----- Records shown -----

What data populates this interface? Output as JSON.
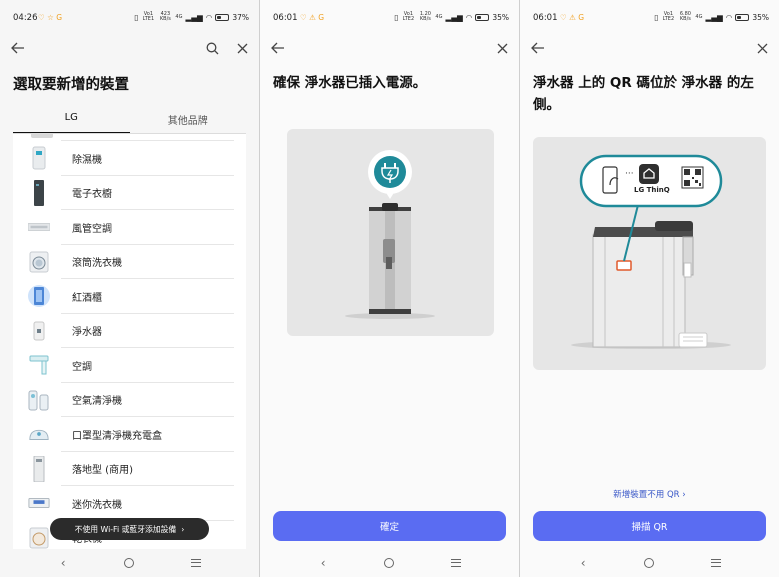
{
  "screen1": {
    "status": {
      "time": "04:26",
      "notif": "♡ ☆ G",
      "net_a": "Vo1 LTE1",
      "net_b": "423 KB/s",
      "net_c": "4G",
      "battery": "37%"
    },
    "title": "選取要新增的裝置",
    "tabs": [
      {
        "label": "LG"
      },
      {
        "label": "其他品牌"
      }
    ],
    "devices": [
      {
        "label": "除濕機"
      },
      {
        "label": "電子衣櫥"
      },
      {
        "label": "風管空調"
      },
      {
        "label": "滾筒洗衣機"
      },
      {
        "label": "紅酒櫃"
      },
      {
        "label": "淨水器"
      },
      {
        "label": "空調"
      },
      {
        "label": "空氣清淨機"
      },
      {
        "label": "口罩型清淨機充電盒"
      },
      {
        "label": "落地型 (商用)"
      },
      {
        "label": "迷你洗衣機"
      },
      {
        "label": "乾衣機"
      }
    ],
    "pill_label": "不使用 Wi-Fi 或藍牙添加設備",
    "pill_chevron": "›"
  },
  "screen2": {
    "status": {
      "time": "06:01",
      "notif": "♡ ⚠ G",
      "net_a": "Vo1 LTE2",
      "net_b": "1.20 KB/s",
      "net_c": "4G",
      "battery": "35%"
    },
    "heading": "確保 淨水器已插入電源。",
    "confirm_label": "確定"
  },
  "screen3": {
    "status": {
      "time": "06:01",
      "notif": "♡ ⚠ G",
      "net_a": "Vo1 LTE2",
      "net_b": "6.80 KB/s",
      "net_c": "4G",
      "battery": "35%"
    },
    "heading": "淨水器 上的 QR 碼位於 淨水器 的左側。",
    "bubble_brand": "LG ThinQ",
    "bubble_dots": "···",
    "link_label": "新增裝置不用 QR",
    "link_chevron": "›",
    "scan_label": "掃描 QR"
  },
  "colors": {
    "accent": "#5a6cf2",
    "teal": "#1f8a99",
    "link": "#3a58c8"
  },
  "icons": [
    "back-arrow-icon",
    "search-icon",
    "close-icon",
    "plug-icon",
    "qr-code-icon",
    "lg-thinq-home-icon",
    "phone-scan-icon"
  ]
}
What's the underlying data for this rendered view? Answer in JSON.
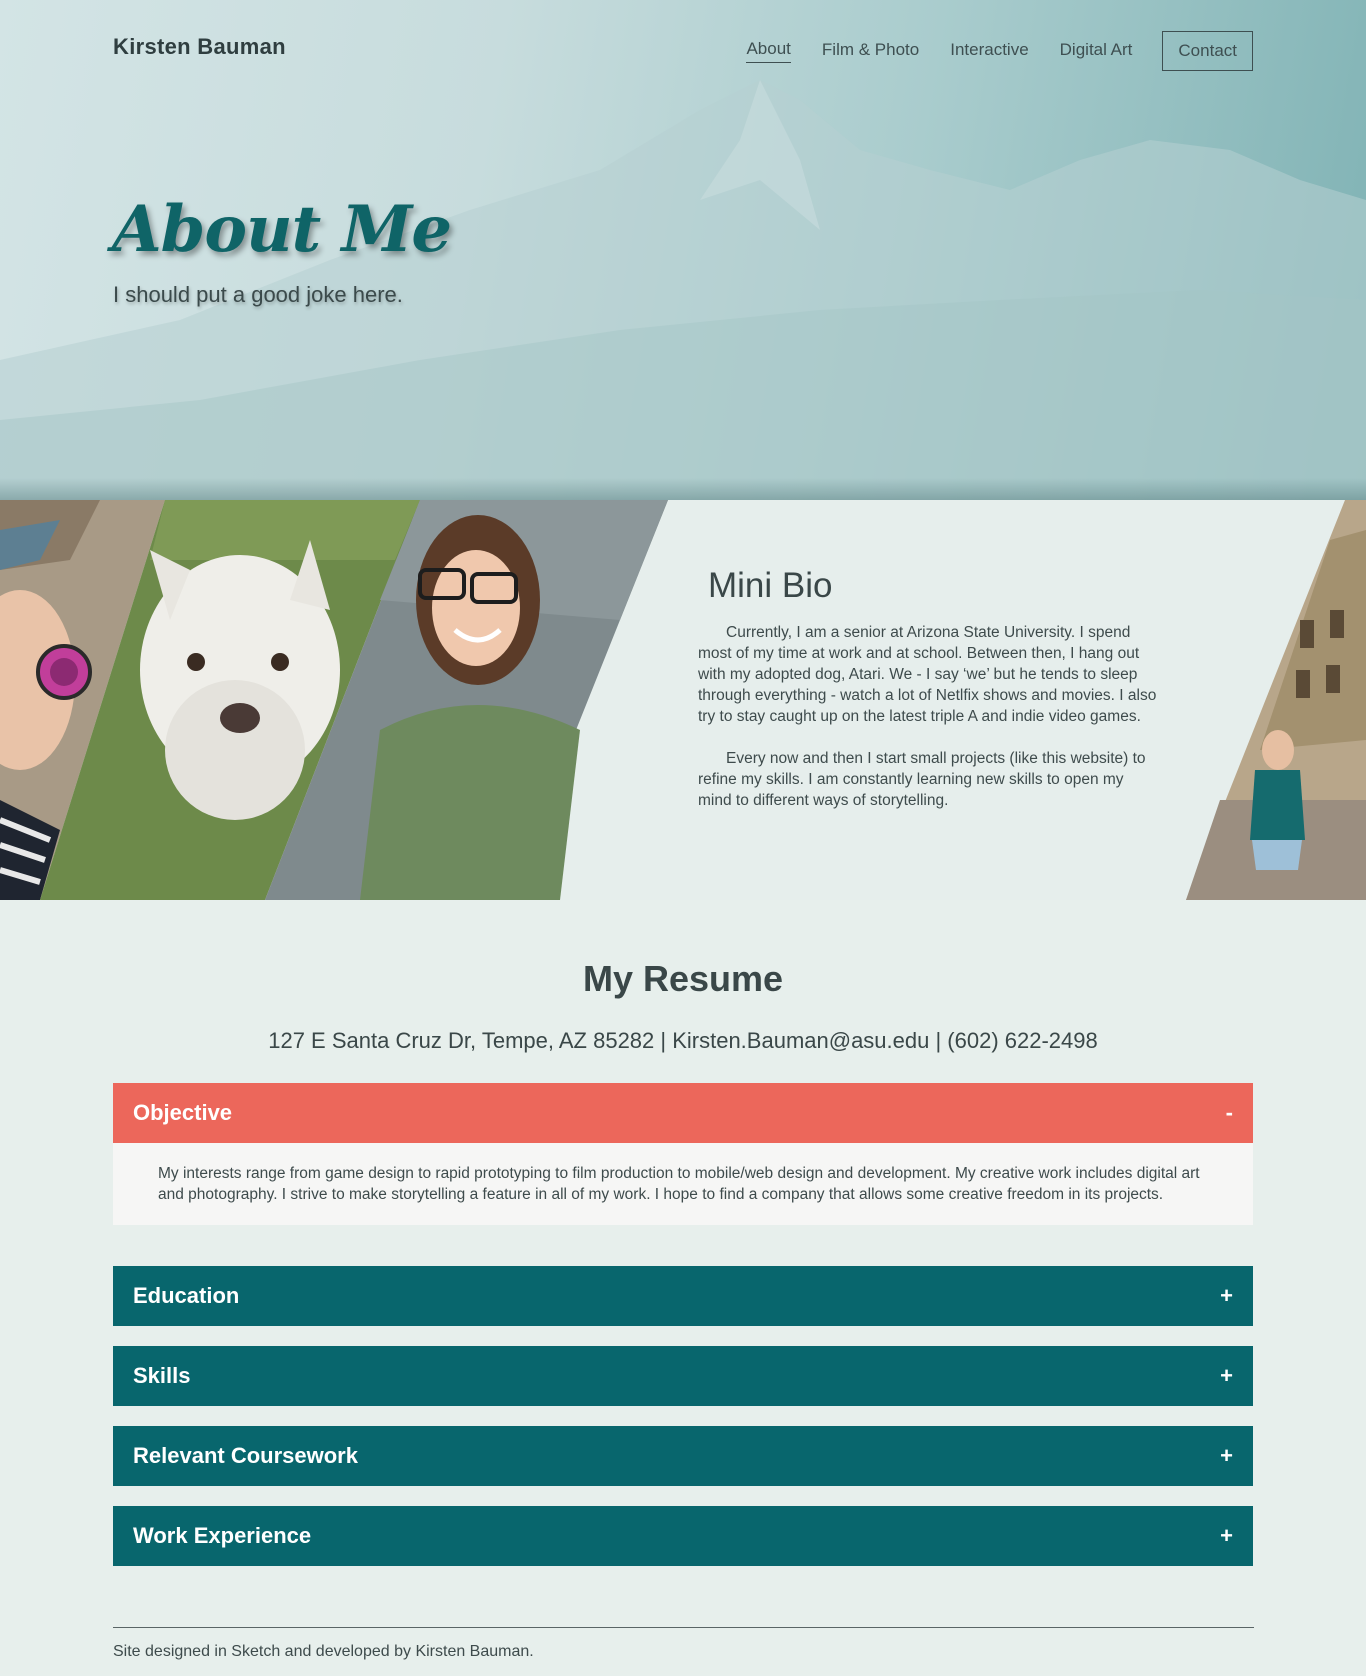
{
  "header": {
    "site_name": "Kirsten Bauman",
    "nav": [
      "About",
      "Film & Photo",
      "Interactive",
      "Digital Art"
    ],
    "active_nav": "About",
    "contact_label": "Contact"
  },
  "hero": {
    "title": "About Me",
    "subtitle": "I should put a good joke here."
  },
  "bio": {
    "title": "Mini Bio",
    "paragraphs": [
      "Currently, I am a senior at Arizona State University. I spend most of my time at work and at school. Between then, I hang out with my adopted dog, Atari. We - I say ‘we’ but he tends to sleep through everything - watch a lot of Netlfix shows and movies. I also try to stay caught up on the latest triple A and indie video games.",
      "Every now and then I start small projects (like this website) to refine my skills. I am constantly learning new skills to open my mind to different ways of storytelling."
    ]
  },
  "resume": {
    "title": "My Resume",
    "contact_line": "127 E Santa Cruz Dr, Tempe, AZ 85282 | Kirsten.Bauman@asu.edu | (602) 622-2498",
    "sections": [
      {
        "label": "Objective",
        "toggle": "-",
        "expanded": true,
        "body": "My interests range from game design to rapid prototyping to film production to mobile/web design and development. My creative work includes digital art and photography. I strive to make storytelling a feature in all of my work. I hope to find a company that allows some creative freedom in its projects."
      },
      {
        "label": "Education",
        "toggle": "+",
        "expanded": false
      },
      {
        "label": "Skills",
        "toggle": "+",
        "expanded": false
      },
      {
        "label": "Relevant Coursework",
        "toggle": "+",
        "expanded": false
      },
      {
        "label": "Work Experience",
        "toggle": "+",
        "expanded": false
      }
    ]
  },
  "footer": {
    "text": "Site designed in Sketch and developed by Kirsten Bauman."
  },
  "colors": {
    "teal": "#08666d",
    "coral": "#ec675b",
    "title_teal": "#0f6467",
    "page_bg": "#e7efec"
  }
}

-----

Reproduce all entries exactly. Pictures do not belong in the copy.

What data populates this interface? Output as JSON.
{
  "screen1": {
    "status": {
      "time": "04:26",
      "notif": "♡ ☆ G",
      "net_a": "Vo1 LTE1",
      "net_b": "423 KB/s",
      "net_c": "4G",
      "battery": "37%"
    },
    "title": "選取要新增的裝置",
    "tabs": [
      {
        "label": "LG"
      },
      {
        "label": "其他品牌"
      }
    ],
    "devices": [
      {
        "label": "除濕機"
      },
      {
        "label": "電子衣櫥"
      },
      {
        "label": "風管空調"
      },
      {
        "label": "滾筒洗衣機"
      },
      {
        "label": "紅酒櫃"
      },
      {
        "label": "淨水器"
      },
      {
        "label": "空調"
      },
      {
        "label": "空氣清淨機"
      },
      {
        "label": "口罩型清淨機充電盒"
      },
      {
        "label": "落地型 (商用)"
      },
      {
        "label": "迷你洗衣機"
      },
      {
        "label": "乾衣機"
      }
    ],
    "pill_label": "不使用 Wi-Fi 或藍牙添加設備",
    "pill_chevron": "›"
  },
  "screen2": {
    "status": {
      "time": "06:01",
      "notif": "♡ ⚠ G",
      "net_a": "Vo1 LTE2",
      "net_b": "1.20 KB/s",
      "net_c": "4G",
      "battery": "35%"
    },
    "heading": "確保 淨水器已插入電源。",
    "confirm_label": "確定"
  },
  "screen3": {
    "status": {
      "time": "06:01",
      "notif": "♡ ⚠ G",
      "net_a": "Vo1 LTE2",
      "net_b": "6.80 KB/s",
      "net_c": "4G",
      "battery": "35%"
    },
    "heading": "淨水器 上的 QR 碼位於 淨水器 的左側。",
    "bubble_brand": "LG ThinQ",
    "bubble_dots": "···",
    "link_label": "新增裝置不用 QR",
    "link_chevron": "›",
    "scan_label": "掃描 QR"
  },
  "colors": {
    "accent": "#5a6cf2",
    "teal": "#1f8a99",
    "link": "#3a58c8"
  },
  "icons": [
    "back-arrow-icon",
    "search-icon",
    "close-icon",
    "plug-icon",
    "qr-code-icon",
    "lg-thinq-home-icon",
    "phone-scan-icon"
  ]
}
What's the underlying data for this rendered view? Answer in JSON.
{
  "header": {
    "site_name": "Kirsten Bauman",
    "nav": [
      "About",
      "Film & Photo",
      "Interactive",
      "Digital Art"
    ],
    "active_nav": "About",
    "contact_label": "Contact"
  },
  "hero": {
    "title": "About Me",
    "subtitle": "I should put a good joke here."
  },
  "bio": {
    "title": "Mini Bio",
    "paragraphs": [
      "Currently, I am a senior at Arizona State University. I spend most of my time at work and at school. Between then, I hang out with my adopted dog, Atari. We - I say ‘we’ but he tends to sleep through everything - watch a lot of Netlfix shows and movies. I also try to stay caught up on the latest triple A and indie video games.",
      "Every now and then I start small projects (like this website) to refine my skills. I am constantly learning new skills to open my mind to different ways of storytelling."
    ]
  },
  "resume": {
    "title": "My Resume",
    "contact_line": "127 E Santa Cruz Dr, Tempe, AZ 85282 | Kirsten.Bauman@asu.edu | (602) 622-2498",
    "sections": [
      {
        "label": "Objective",
        "toggle": "-",
        "expanded": true,
        "body": "My interests range from game design to rapid prototyping to film production to mobile/web design and development. My creative work includes digital art and photography. I strive to make storytelling a feature in all of my work. I hope to find a company that allows some creative freedom in its projects."
      },
      {
        "label": "Education",
        "toggle": "+",
        "expanded": false
      },
      {
        "label": "Skills",
        "toggle": "+",
        "expanded": false
      },
      {
        "label": "Relevant Coursework",
        "toggle": "+",
        "expanded": false
      },
      {
        "label": "Work Experience",
        "toggle": "+",
        "expanded": false
      }
    ]
  },
  "footer": {
    "text": "Site designed in Sketch and developed by Kirsten Bauman."
  },
  "colors": {
    "teal": "#08666d",
    "coral": "#ec675b",
    "title_teal": "#0f6467",
    "page_bg": "#e7efec"
  }
}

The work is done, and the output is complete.